• _WHAT TO WORK ON_
Nothing may be dropped or altered: reproduce all the data.
──────── EXCERPTED RECORDS ────────
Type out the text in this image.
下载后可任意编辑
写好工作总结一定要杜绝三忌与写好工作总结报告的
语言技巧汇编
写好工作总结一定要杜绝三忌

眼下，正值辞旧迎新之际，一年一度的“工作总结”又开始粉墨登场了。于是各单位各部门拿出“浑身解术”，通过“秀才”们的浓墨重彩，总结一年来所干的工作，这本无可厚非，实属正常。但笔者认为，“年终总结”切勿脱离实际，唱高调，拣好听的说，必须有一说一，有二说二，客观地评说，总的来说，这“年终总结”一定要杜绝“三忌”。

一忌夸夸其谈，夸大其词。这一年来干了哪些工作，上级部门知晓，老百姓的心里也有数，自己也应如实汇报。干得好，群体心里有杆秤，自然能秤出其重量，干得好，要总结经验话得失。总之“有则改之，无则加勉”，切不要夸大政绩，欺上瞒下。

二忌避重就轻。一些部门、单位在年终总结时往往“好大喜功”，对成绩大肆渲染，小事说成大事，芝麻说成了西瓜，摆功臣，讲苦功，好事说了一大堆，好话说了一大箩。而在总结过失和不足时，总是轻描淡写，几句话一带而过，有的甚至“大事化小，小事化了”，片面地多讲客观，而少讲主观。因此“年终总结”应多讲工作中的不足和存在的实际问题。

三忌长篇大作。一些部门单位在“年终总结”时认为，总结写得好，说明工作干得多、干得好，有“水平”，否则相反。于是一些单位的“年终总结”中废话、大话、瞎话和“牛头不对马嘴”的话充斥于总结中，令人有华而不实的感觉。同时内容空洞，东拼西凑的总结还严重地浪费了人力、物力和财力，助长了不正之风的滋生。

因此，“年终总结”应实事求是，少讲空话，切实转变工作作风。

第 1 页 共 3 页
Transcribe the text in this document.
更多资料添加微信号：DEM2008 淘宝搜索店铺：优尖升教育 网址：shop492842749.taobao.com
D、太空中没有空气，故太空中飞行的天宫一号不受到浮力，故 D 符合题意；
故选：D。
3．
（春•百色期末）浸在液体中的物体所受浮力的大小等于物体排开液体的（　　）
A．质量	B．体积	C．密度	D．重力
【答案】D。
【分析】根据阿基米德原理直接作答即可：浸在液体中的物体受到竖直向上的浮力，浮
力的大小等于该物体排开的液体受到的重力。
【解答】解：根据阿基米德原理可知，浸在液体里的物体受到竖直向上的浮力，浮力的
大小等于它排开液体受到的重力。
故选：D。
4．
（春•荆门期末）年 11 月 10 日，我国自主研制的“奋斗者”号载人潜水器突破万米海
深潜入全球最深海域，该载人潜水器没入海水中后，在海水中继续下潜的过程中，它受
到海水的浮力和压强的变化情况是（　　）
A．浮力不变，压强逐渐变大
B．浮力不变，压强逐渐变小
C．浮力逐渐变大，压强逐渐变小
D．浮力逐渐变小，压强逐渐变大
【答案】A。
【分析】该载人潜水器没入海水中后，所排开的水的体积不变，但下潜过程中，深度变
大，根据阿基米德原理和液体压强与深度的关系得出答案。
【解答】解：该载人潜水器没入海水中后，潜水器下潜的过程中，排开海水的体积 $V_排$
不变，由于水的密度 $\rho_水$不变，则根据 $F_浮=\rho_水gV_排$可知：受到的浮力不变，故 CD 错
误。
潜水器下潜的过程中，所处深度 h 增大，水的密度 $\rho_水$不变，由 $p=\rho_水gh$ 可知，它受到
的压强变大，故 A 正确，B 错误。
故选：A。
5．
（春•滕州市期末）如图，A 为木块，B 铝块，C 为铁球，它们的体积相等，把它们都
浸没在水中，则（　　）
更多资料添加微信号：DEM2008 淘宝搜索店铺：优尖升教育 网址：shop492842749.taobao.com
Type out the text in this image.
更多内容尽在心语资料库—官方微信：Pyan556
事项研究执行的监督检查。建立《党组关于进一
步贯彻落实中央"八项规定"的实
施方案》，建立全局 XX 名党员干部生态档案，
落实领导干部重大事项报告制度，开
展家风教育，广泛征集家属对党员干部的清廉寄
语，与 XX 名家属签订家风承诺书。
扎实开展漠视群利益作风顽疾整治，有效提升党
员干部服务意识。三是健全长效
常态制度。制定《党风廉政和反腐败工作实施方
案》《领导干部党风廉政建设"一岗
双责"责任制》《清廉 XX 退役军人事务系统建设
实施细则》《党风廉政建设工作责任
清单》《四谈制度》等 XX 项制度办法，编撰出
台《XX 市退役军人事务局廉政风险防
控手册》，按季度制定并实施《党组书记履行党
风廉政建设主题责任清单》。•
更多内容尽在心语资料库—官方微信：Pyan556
────────
• _RESULT_
Type out the text in this image.
下载后可任意编辑
写好工作总结一定要杜绝三忌与写好工作总结报告的
语言技巧汇编
写好工作总结一定要杜绝三忌

眼下，正值辞旧迎新之际，一年一度的“工作总结”又开始粉墨登场了。于是各单位各部门拿出“浑身解术”，通过“秀才”们的浓墨重彩，总结一年来所干的工作，这本无可厚非，实属正常。但笔者认为，“年终总结”切勿脱离实际，唱高调，拣好听的说，必须有一说一，有二说二，客观地评说，总的来说，这“年终总结”一定要杜绝“三忌”。

一忌夸夸其谈，夸大其词。这一年来干了哪些工作，上级部门知晓，老百姓的心里也有数，自己也应如实汇报。干得好，群体心里有杆秤，自然能秤出其重量，干得好，要总结经验话得失。总之“有则改之，无则加勉”，切不要夸大政绩，欺上瞒下。

二忌避重就轻。一些部门、单位在年终总结时往往“好大喜功”，对成绩大肆渲染，小事说成大事，芝麻说成了西瓜，摆功臣，讲苦功，好事说了一大堆，好话说了一大箩。而在总结过失和不足时，总是轻描淡写，几句话一带而过，有的甚至“大事化小，小事化了”，片面地多讲客观，而少讲主观。因此“年终总结”应多讲工作中的不足和存在的实际问题。

三忌长篇大作。一些部门单位在“年终总结”时认为，总结写得好，说明工作干得多、干得好，有“水平”，否则相反。于是一些单位的“年终总结”中废话、大话、瞎话和“牛头不对马嘴”的话充斥于总结中，令人有华而不实的感觉。同时内容空洞，东拼西凑的总结还严重地浪费了人力、物力和财力，助长了不正之风的滋生。

因此，“年终总结”应实事求是，少讲空话，切实转变工作作风。

第 1 页 共 3 页
Transcribe the text in this document.
更多资料添加微信号：DEM2008 淘宝搜索店铺：优尖升教育 网址：shop492842749.taobao.com
D、太空中没有空气，故太空中飞行的天宫一号不受到浮力，故 D 符合题意；
故选：D。
3．
（春•百色期末）浸在液体中的物体所受浮力的大小等于物体排开液体的（　　）
A．质量	B．体积	C．密度	D．重力
【答案】D。
【分析】根据阿基米德原理直接作答即可：浸在液体中的物体受到竖直向上的浮力，浮
力的大小等于该物体排开的液体受到的重力。
【解答】解：根据阿基米德原理可知，浸在液体里的物体受到竖直向上的浮力，浮力的
大小等于它排开液体受到的重力。
故选：D。
4．
（春•荆门期末）年 11 月 10 日，我国自主研制的“奋斗者”号载人潜水器突破万米海
深潜入全球最深海域，该载人潜水器没入海水中后，在海水中继续下潜的过程中，它受
到海水的浮力和压强的变化情况是（　　）
A．浮力不变，压强逐渐变大
B．浮力不变，压强逐渐变小
C．浮力逐渐变大，压强逐渐变小
D．浮力逐渐变小，压强逐渐变大
【答案】A。
【分析】该载人潜水器没入海水中后，所排开的水的体积不变，但下潜过程中，深度变
大，根据阿基米德原理和液体压强与深度的关系得出答案。
【解答】解：该载人潜水器没入海水中后，潜水器下潜的过程中，排开海水的体积 $V_排$
不变，由于水的密度 $\rho_水$不变，则根据 $F_浮=\rho_水gV_排$可知：受到的浮力不变，故 CD 错
误。
潜水器下潜的过程中，所处深度 h 增大，水的密度 $\rho_水$不变，由 $p=\rho_水gh$ 可知，它受到
的压强变大，故 A 正确，B 错误。
故选：A。
5．
（春•滕州市期末）如图，A 为木块，B 铝块，C 为铁球，它们的体积相等，把它们都
浸没在水中，则（　　）
更多资料添加微信号：DEM2008 淘宝搜索店铺：优尖升教育 网址：shop492842749.taobao.com
Type out the text in this image.
更多内容尽在心语资料库—官方微信：Pyan556
事项研究执行的监督检查。建立《党组关于进一
步贯彻落实中央"八项规定"的实
施方案》，建立全局 XX 名党员干部生态档案，
落实领导干部重大事项报告制度，开
展家风教育，广泛征集家属对党员干部的清廉寄
语，与 XX 名家属签订家风承诺书。
扎实开展漠视群利益作风顽疾整治，有效提升党
员干部服务意识。三是健全长效
常态制度。制定《党风廉政和反腐败工作实施方
案》《领导干部党风廉政建设"一岗
双责"责任制》《清廉 XX 退役军人事务系统建设
实施细则》《党风廉政建设工作责任
清单》《四谈制度》等 XX 项制度办法，编撰出
台《XX 市退役军人事务局廉政风险防
控手册》，按季度制定并实施《党组书记履行党
风廉政建设主题责任清单》。•
更多内容尽在心语资料库—官方微信：Pyan556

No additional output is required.